ZU ERLEDIGEN:
- a) Welches Motto trägt das CTM Festival in diesem Jahr laut dem Interview zum Festival?
- b) Erklären Sie mit Hilfe des Interviews zum CTM Festival, warum Jan Rohlf die Frage stellt, ob die eigenen Emotionen anders formuliert werden müssen.

AUSGEWÄHLTER TEXTAUSZUG:

Künstler über CTM Festival in Berlin: „Wie kommen wir miteinander klar?“
Musik als Antwort auf Ressentiments: Kurator Jan Rohlf und Künstlerin Bao-Tran Tran über das CTM Festival für elektronische Avantgarde in Berlin.
taz: Jan Rohlf, Bao-Tran Tran, „Fear Anger Love“ – unter diesem Motto steht das CTM Festival in diesem Jahr. Was bedeuten diese Begriffe für Sie?
Jan Rohlf: Mit dem Titel reagieren wir darauf, was in den vergangenen Monaten, Jahren und auch Tagen um uns herum passiert ist. Wir haben – wie viele andere auch – „Fear“ und „Anger“ gefühlt und fühlen dies immer noch. Bei „Love“ im Sinne von Empathie, von Miteinander wäre die Frage, inwieweit sie helfen kann, den gesellschaftlichen Zustand zu verbessern. Musik trägt diese Emotionen in die Öffentlichkeit – das kann Bewusstsein und Wandel erzeugen. Andererseits tragen viele rechtspopulistische Bewegungen ähnliche Emotionen auf die Straße, bis in die Popkultur hinein. Deshalb stellen wir damit auch die Frage, ob wir unsere Emotionen anders formulieren müssen als diejenigen, die für ein derart geschlossenes Welt- und Menschenbild stehen.
Und, müssen Sie?

VORLIEGENDE DATEN:
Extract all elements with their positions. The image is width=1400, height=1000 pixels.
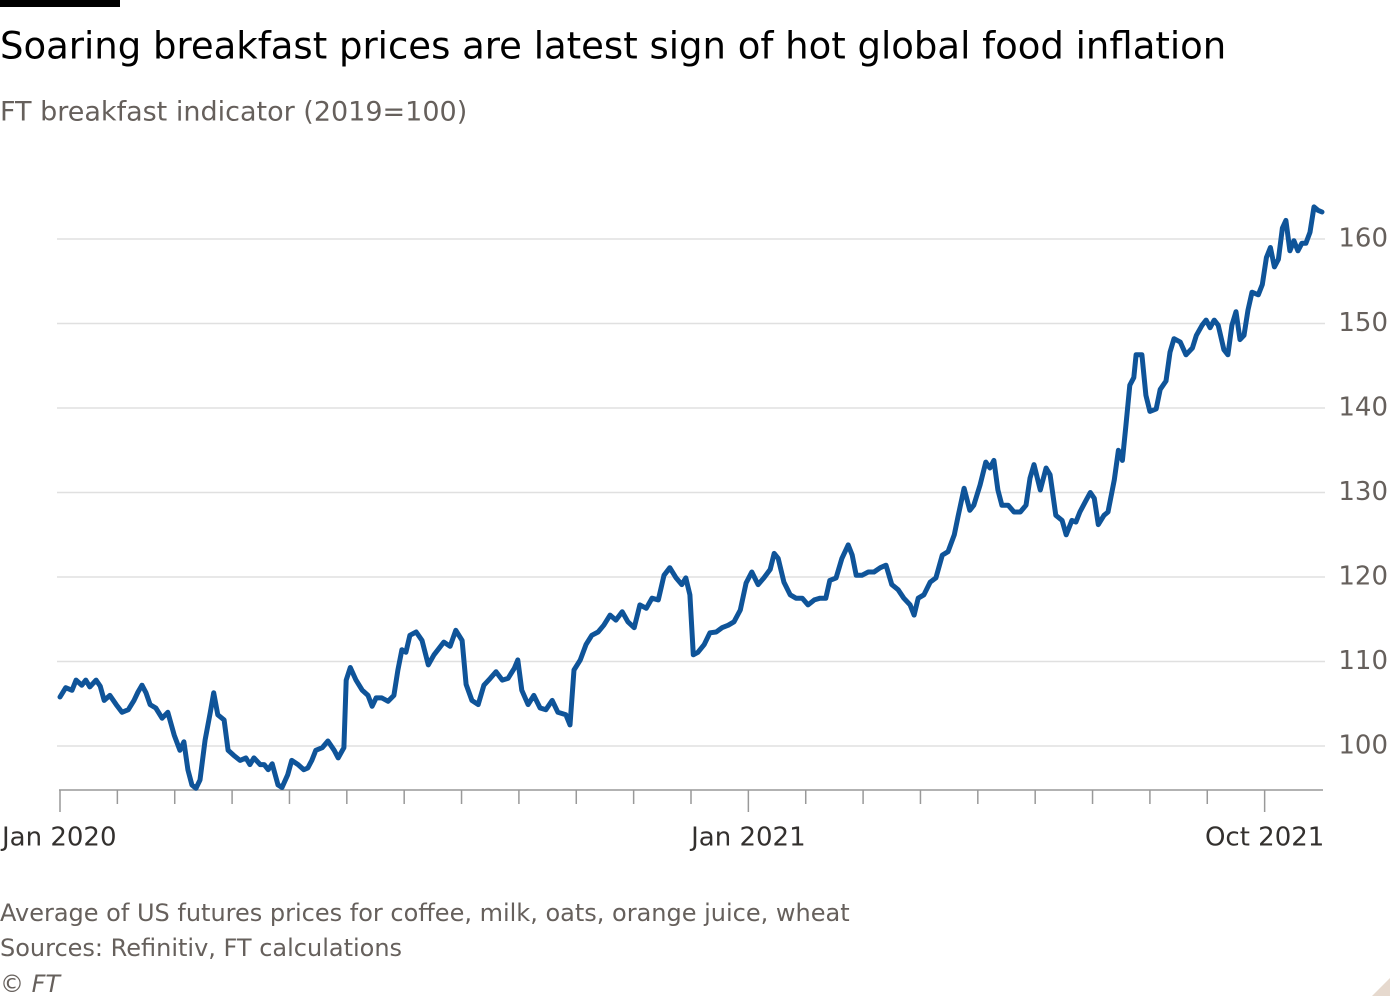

LÖSUNGEN:
- a) „Fear Anger Love“.

- b) Viele rechtspopulistische Bewegungen tragen ähnliche Emotionen auf die Straße, bis in die Popkultur hinein. Deshalb fragt er, ob man die eigenen Emotionen anders formulieren muss als diejenigen, die für ein derart geschlossenes Welt- und Menschenbild stehen.